**Text block**
++++++++++++++++++++

Edited 2 time(s). Last edit at 04/14/2009 07:08AM by szalkowski.
avatar Re: From Tor House
April 15, 2009 02:50AM
Len, The moon is rising, the wind is just howling, not a single machine sound is disturbing the natural riot...and I am reading this poem. I love the morning before morning; the anticipation of it all.

I believe that I need a volume with the above poem, as I can certainly appreciate it over and over. A wise choice, indeed, to compliment your thesis.

S
avatar Re: From Tor House
April 16, 2009 03:23AM
... and now for something completely different.

Not really, but a different author. I just put that in to get the attention of all the Monty Python fans out there. (You know who you are.)

This is from the book "Markings." The Swedish title word, "Vägmärken," has the connotation of signpost.



Is it a new country
In another world of reality
Than Day’s?
Or did I live there
Before Day was?

I awoke
To an ordinary morning with gray light
Reflected from the street,
But still remembered
The dark-blue night
Above the tree line,
The open moor in moonlight,
The crest in shadow.
Remembered other dreams
Of the same mountain country:
Twice I stood on its summits,
I stayed by its remotest lake,
And followed the river
Towards its source.
The seasons have changed
And the light
And the weather
And the hour.
But it is the same land.
And I begin to know the map
And to get my bearings.



Dag Hammarskjöld
avatar Re: From Tor House
April 17, 2009 10:27PM
I enjoyed the sparseness of the prose of this last post; the edges of the word-painted picture seemed somehow sharpened by less said.

I have spent the last two nights looking for my precious little Spanish publication of Washington Irving’s Tales of the Alhambra. It is this author who can celebrate a time and place when the air is laden with the heady rich scent of the season to come.

THE ALHAMBRA BY MOONLIGHT

I have given a picture of my apartment on my first taking possession of it; a few evenings have produced a thorough chance in the scene and in my feelings. The moon which then was invisible has gradually gained upon the night and now rolls in full splendour above the towers, pouring a flood of tempered light into every court and hall. The garden beneath my window is gently lighted up, the fountain sparkles in the moonbeams and even the blush of the rose is faintly visible.

++++++++++++++++++++

**Requirements**
a) Answer these questions from the forum thread above:
(i) What is the Swedish title word of the book "Markings"?
(ii) What time is shown on the post dated April 16, 2009?
(iii) In what language is the edition of Tales of the Alhambra that the April 17 poster was looking for?
b) From the forum thread above, pull out everything from "This is from" down to "Than Day’s?".

[Annotated region listings]

++++++++++++++++++++

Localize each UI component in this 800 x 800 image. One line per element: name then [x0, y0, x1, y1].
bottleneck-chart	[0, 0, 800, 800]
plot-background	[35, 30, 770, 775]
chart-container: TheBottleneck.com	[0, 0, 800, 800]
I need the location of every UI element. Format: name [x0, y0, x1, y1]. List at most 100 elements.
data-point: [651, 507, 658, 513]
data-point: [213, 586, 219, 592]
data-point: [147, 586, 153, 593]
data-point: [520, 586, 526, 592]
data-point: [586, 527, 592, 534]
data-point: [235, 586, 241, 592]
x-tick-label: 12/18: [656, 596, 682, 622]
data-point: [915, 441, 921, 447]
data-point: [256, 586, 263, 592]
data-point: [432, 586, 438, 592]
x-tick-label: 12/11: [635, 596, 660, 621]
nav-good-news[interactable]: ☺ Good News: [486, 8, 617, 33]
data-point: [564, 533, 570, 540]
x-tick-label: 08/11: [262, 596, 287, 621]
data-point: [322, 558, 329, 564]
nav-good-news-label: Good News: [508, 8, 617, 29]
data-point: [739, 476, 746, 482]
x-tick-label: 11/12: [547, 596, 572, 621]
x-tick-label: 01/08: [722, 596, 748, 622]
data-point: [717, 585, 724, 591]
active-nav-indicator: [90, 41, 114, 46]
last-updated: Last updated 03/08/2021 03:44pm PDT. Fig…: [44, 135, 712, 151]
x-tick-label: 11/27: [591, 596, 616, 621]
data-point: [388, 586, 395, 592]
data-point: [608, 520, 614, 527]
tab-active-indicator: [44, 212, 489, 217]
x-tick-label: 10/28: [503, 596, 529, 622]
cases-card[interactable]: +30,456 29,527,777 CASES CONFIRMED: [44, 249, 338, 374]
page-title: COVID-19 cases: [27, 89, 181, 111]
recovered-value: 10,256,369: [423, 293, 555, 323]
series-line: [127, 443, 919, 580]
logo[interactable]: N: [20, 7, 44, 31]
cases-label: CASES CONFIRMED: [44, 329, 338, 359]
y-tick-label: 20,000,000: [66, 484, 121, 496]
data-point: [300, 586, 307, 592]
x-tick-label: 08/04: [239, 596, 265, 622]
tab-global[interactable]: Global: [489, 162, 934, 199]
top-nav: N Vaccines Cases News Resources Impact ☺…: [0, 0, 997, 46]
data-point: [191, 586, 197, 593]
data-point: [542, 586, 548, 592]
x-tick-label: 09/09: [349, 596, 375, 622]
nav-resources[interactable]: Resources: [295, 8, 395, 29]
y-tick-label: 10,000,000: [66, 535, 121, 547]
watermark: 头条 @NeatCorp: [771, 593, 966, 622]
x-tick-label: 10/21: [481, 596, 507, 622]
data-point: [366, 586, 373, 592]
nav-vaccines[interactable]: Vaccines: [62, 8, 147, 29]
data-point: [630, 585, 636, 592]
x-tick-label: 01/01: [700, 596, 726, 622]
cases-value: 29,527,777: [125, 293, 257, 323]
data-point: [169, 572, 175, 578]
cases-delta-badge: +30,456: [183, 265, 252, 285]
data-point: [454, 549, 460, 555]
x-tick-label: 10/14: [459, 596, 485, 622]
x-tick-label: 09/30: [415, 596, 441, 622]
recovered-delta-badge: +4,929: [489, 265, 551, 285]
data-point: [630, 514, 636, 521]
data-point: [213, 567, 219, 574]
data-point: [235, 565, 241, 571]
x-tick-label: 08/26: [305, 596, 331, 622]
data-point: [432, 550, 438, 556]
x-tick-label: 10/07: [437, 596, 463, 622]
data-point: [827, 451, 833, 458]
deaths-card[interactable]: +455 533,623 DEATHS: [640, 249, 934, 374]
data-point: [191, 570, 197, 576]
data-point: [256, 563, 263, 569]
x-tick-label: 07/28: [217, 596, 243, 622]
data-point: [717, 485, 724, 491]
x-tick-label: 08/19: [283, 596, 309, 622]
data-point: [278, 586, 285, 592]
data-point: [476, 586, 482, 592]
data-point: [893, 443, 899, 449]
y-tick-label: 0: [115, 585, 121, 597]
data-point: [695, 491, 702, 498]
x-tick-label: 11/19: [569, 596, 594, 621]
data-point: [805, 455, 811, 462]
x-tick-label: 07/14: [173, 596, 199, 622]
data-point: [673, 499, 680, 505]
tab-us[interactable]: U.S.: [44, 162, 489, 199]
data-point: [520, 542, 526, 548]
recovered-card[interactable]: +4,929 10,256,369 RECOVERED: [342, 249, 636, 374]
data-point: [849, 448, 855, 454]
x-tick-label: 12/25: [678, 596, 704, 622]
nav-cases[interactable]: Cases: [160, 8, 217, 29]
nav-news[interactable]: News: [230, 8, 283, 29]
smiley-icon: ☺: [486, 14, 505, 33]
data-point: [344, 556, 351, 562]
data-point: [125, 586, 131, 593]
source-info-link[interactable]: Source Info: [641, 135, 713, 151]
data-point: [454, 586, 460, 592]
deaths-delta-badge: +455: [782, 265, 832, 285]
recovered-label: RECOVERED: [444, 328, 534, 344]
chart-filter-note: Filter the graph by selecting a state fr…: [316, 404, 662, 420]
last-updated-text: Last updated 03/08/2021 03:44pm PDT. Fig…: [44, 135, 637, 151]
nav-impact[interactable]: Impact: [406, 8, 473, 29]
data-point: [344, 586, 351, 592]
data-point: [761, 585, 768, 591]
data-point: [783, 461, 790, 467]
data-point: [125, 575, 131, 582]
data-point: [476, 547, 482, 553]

++++++++++++++++++++

**Outputs in order**
a)
(i) Vägmärken
(ii) 03:23AM
(iii) Spanish

b)
This is from the book "Markings." The Swedish title word, "Vägmärken," has the connotation of signpost.



Is it a new country
In another world of reality
Than Day’s?